§ **THE TASK**
Where a line of the listing below includes the word "based", reproduce that line.

§ **MATERIAL FOR THIS EXERCISE**
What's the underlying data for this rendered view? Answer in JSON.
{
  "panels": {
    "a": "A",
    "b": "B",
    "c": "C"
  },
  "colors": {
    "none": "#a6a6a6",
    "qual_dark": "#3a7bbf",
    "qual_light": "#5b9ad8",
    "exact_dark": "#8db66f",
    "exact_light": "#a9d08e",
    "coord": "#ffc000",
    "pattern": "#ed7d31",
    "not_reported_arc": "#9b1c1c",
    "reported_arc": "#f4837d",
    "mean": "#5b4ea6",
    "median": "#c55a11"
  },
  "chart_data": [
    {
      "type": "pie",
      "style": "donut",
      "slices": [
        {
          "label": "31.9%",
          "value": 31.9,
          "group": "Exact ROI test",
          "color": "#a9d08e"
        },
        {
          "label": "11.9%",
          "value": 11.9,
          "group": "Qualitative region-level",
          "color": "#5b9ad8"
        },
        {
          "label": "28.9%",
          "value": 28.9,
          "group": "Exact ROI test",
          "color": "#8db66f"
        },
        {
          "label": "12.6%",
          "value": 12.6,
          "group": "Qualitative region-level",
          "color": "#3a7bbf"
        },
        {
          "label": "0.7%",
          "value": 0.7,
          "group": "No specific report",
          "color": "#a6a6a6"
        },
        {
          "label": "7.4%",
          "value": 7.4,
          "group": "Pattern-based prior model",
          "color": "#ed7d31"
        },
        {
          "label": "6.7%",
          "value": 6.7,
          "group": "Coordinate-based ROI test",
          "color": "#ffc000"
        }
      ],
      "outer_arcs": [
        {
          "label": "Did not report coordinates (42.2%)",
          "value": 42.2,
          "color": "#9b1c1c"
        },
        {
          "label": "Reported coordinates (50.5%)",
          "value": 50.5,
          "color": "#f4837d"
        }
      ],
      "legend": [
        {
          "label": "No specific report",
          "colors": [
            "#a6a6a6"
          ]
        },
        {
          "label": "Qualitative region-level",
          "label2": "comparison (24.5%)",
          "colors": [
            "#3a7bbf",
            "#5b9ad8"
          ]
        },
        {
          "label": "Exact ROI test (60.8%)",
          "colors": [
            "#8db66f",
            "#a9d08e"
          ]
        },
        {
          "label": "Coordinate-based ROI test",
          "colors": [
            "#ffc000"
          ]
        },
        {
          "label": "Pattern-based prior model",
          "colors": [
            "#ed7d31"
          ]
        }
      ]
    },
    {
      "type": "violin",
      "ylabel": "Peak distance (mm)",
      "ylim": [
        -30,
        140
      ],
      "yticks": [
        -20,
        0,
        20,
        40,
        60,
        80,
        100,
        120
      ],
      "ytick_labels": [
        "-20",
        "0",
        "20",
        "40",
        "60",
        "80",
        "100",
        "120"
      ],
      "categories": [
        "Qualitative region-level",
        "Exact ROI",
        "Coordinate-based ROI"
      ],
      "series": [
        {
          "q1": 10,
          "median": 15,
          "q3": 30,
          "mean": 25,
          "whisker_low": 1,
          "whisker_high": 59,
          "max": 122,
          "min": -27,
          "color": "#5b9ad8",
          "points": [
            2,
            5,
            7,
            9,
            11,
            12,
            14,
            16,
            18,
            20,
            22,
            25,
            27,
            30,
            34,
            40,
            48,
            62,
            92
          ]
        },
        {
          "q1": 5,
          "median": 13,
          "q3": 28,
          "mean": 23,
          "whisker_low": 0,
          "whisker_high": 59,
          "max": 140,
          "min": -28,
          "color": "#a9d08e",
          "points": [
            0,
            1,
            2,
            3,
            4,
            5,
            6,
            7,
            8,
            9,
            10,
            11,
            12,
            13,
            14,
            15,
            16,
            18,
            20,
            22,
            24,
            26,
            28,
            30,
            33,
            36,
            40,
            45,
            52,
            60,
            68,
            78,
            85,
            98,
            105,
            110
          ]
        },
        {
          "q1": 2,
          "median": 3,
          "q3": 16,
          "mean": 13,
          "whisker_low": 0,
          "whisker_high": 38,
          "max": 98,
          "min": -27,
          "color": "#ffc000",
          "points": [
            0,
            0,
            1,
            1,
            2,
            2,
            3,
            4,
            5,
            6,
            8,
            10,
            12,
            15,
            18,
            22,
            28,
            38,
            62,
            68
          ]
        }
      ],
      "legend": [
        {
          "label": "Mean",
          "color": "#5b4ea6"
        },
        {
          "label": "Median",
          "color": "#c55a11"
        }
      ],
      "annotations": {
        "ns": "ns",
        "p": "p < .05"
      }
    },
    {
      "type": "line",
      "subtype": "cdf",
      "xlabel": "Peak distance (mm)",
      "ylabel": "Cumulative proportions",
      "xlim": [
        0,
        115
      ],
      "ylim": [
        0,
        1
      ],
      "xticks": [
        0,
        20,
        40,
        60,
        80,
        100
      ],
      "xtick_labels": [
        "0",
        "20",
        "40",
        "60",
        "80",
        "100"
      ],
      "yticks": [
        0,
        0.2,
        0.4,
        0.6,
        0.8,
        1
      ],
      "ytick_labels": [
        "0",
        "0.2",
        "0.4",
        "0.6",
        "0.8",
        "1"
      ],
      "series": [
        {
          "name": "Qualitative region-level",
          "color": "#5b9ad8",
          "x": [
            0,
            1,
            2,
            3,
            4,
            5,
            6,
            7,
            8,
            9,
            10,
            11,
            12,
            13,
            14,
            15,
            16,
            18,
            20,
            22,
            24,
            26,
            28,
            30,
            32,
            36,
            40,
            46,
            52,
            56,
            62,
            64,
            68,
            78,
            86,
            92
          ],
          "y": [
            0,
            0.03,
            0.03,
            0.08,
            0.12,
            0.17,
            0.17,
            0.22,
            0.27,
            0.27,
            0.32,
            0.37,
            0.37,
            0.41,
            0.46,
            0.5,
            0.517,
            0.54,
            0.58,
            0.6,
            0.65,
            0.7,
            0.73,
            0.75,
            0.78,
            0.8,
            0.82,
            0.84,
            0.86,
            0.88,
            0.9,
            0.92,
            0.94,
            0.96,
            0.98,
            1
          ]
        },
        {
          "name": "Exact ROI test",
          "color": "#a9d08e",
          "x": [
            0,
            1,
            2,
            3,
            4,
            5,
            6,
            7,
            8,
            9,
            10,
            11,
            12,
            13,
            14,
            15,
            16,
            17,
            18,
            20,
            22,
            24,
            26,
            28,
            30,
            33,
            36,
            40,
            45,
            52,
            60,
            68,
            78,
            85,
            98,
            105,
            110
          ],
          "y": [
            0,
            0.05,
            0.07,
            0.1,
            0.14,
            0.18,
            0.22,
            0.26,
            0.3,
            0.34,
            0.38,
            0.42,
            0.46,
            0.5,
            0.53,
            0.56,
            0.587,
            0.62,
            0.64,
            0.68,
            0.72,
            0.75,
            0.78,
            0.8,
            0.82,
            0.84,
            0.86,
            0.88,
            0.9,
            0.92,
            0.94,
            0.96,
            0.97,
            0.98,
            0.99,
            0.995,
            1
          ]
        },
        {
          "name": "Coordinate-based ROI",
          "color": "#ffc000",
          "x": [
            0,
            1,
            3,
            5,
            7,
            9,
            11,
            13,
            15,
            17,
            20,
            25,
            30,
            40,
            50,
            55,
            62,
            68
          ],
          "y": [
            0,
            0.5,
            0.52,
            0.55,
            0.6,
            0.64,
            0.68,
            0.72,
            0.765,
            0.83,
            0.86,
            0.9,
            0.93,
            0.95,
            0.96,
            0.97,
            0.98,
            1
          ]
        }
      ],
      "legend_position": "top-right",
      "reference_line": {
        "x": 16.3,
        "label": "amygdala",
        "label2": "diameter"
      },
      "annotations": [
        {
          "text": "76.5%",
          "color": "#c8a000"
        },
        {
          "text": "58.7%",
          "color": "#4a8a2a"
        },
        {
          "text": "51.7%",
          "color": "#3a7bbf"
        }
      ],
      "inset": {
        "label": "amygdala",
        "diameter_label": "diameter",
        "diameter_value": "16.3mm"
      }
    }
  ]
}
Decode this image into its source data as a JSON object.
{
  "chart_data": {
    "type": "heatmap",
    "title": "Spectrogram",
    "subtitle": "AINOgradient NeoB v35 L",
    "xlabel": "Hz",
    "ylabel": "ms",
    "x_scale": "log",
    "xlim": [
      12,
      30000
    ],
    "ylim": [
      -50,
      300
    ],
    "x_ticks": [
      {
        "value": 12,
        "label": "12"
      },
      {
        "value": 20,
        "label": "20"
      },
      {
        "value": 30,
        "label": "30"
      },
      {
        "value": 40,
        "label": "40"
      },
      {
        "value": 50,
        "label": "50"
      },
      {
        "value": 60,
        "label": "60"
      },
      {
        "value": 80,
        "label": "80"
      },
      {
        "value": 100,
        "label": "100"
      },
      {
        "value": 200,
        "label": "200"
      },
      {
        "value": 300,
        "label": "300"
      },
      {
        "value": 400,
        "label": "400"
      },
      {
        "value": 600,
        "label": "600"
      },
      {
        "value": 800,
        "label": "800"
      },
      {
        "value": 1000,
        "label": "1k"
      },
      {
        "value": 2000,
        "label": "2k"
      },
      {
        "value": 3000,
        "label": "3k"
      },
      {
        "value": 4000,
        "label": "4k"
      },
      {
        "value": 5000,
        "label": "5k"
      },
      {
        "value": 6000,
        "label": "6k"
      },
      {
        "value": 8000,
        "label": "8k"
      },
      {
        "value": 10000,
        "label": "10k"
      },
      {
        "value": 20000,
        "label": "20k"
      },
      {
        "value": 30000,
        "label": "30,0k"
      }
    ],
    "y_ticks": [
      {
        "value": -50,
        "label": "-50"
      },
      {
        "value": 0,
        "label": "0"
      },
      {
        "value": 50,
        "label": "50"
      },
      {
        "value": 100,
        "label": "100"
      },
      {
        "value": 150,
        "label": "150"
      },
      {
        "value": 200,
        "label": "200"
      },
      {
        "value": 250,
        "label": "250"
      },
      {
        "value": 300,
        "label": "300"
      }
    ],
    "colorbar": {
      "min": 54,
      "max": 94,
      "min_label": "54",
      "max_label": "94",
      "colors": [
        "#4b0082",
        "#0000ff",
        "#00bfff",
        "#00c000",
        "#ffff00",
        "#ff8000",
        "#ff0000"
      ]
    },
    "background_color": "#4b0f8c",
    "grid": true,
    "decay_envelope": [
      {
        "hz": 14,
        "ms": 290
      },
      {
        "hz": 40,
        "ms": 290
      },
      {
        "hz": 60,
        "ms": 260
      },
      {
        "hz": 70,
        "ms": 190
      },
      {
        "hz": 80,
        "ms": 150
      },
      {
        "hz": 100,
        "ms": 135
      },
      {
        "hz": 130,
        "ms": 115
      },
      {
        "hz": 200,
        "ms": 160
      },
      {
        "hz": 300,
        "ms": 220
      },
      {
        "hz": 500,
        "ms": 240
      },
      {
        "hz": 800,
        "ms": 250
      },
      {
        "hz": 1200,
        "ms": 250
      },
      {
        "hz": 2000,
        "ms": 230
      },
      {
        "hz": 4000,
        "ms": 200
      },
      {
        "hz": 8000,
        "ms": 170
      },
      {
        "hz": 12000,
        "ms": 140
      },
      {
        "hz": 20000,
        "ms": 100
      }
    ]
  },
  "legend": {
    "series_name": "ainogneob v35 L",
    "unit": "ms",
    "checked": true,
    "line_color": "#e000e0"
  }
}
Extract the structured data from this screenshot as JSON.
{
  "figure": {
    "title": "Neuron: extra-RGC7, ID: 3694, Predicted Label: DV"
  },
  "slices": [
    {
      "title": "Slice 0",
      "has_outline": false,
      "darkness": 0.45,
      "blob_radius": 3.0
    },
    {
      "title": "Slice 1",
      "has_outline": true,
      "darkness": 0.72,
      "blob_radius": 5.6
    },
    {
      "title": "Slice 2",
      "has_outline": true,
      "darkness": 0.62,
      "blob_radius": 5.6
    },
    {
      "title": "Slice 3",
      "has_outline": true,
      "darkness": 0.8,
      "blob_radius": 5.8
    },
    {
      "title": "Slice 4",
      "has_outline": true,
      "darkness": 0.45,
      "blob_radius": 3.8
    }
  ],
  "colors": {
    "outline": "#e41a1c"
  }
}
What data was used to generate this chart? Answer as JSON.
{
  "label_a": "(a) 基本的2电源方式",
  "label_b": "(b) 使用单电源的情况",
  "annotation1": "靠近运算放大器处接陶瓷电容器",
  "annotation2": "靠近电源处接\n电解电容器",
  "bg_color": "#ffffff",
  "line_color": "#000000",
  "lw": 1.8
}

§ **EXPECTED ANSWER**
          "group": "Pattern-based prior model",
          "group": "Coordinate-based ROI test",
          "label": "Coordinate-based ROI test",
          "label": "Pattern-based prior model",
        "Coordinate-based ROI"
          "name": "Coordinate-based ROI",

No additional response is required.